- **REQUIRED WORK**: Send back the entries below exactly as they appear.

- **Stored data**:
_ _ _ _ _
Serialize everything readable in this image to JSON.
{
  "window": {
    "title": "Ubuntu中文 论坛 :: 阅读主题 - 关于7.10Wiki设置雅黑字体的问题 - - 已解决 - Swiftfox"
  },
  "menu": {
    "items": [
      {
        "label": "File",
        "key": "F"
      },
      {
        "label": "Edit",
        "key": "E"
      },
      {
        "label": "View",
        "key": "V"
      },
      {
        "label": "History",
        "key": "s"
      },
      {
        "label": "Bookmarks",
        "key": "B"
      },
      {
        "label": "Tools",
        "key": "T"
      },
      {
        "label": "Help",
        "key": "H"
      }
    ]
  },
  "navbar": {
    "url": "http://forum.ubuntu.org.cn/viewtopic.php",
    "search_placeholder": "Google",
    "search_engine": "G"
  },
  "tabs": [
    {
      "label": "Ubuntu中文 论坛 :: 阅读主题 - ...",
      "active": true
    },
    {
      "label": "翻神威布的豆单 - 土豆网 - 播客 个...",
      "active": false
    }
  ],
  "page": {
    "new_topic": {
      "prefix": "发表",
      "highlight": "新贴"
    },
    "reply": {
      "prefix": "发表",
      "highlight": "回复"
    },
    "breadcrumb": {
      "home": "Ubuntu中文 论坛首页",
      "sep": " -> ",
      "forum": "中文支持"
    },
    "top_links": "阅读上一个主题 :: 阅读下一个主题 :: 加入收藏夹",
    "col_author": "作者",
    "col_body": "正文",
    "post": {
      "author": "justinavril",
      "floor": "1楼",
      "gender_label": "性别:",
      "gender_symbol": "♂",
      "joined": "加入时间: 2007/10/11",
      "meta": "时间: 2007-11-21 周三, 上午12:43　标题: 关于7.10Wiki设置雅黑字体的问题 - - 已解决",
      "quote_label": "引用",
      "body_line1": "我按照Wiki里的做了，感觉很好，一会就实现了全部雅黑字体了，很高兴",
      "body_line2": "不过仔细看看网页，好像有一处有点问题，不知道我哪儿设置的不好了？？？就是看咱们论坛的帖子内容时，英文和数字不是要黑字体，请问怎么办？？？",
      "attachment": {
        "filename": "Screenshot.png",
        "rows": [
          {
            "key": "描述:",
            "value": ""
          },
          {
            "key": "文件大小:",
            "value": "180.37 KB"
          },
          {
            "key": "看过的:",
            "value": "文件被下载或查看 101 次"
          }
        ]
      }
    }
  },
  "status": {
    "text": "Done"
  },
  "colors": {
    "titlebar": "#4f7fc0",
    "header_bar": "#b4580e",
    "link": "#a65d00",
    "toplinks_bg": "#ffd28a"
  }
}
_ _ _ _ _
- **SOLUTION FOR THIS EXERCISE**:
Serialize everything readable in this image to JSON.
{
  "window": {
    "title": "Ubuntu中文 论坛 :: 阅读主题 - 关于7.10Wiki设置雅黑字体的问题 - - 已解决 - Swiftfox"
  },
  "menu": {
    "items": [
      {
        "label": "File",
        "key": "F"
      },
      {
        "label": "Edit",
        "key": "E"
      },
      {
        "label": "View",
        "key": "V"
      },
      {
        "label": "History",
        "key": "s"
      },
      {
        "label": "Bookmarks",
        "key": "B"
      },
      {
        "label": "Tools",
        "key": "T"
      },
      {
        "label": "Help",
        "key": "H"
      }
    ]
  },
  "navbar": {
    "url": "http://forum.ubuntu.org.cn/viewtopic.php",
    "search_placeholder": "Google",
    "search_engine": "G"
  },
  "tabs": [
    {
      "label": "Ubuntu中文 论坛 :: 阅读主题 - ...",
      "active": true
    },
    {
      "label": "翻神威布的豆单 - 土豆网 - 播客 个...",
      "active": false
    }
  ],
  "page": {
    "new_topic": {
      "prefix": "发表",
      "highlight": "新贴"
    },
    "reply": {
      "prefix": "发表",
      "highlight": "回复"
    },
    "breadcrumb": {
      "home": "Ubuntu中文 论坛首页",
      "sep": " -> ",
      "forum": "中文支持"
    },
    "top_links": "阅读上一个主题 :: 阅读下一个主题 :: 加入收藏夹",
    "col_author": "作者",
    "col_body": "正文",
    "post": {
      "author": "justinavril",
      "floor": "1楼",
      "gender_label": "性别:",
      "gender_symbol": "♂",
      "joined": "加入时间: 2007/10/11",
      "meta": "时间: 2007-11-21 周三, 上午12:43　标题: 关于7.10Wiki设置雅黑字体的问题 - - 已解决",
      "quote_label": "引用",
      "body_line1": "我按照Wiki里的做了，感觉很好，一会就实现了全部雅黑字体了，很高兴",
      "body_line2": "不过仔细看看网页，好像有一处有点问题，不知道我哪儿设置的不好了？？？就是看咱们论坛的帖子内容时，英文和数字不是要黑字体，请问怎么办？？？",
      "attachment": {
        "filename": "Screenshot.png",
        "rows": [
          {
            "key": "描述:",
            "value": ""
          },
          {
            "key": "文件大小:",
            "value": "180.37 KB"
          },
          {
            "key": "看过的:",
            "value": "文件被下载或查看 101 次"
          }
        ]
      }
    }
  },
  "status": {
    "text": "Done"
  },
  "colors": {
    "titlebar": "#4f7fc0",
    "header_bar": "#b4580e",
    "link": "#a65d00",
    "toplinks_bg": "#ffd28a"
  }
}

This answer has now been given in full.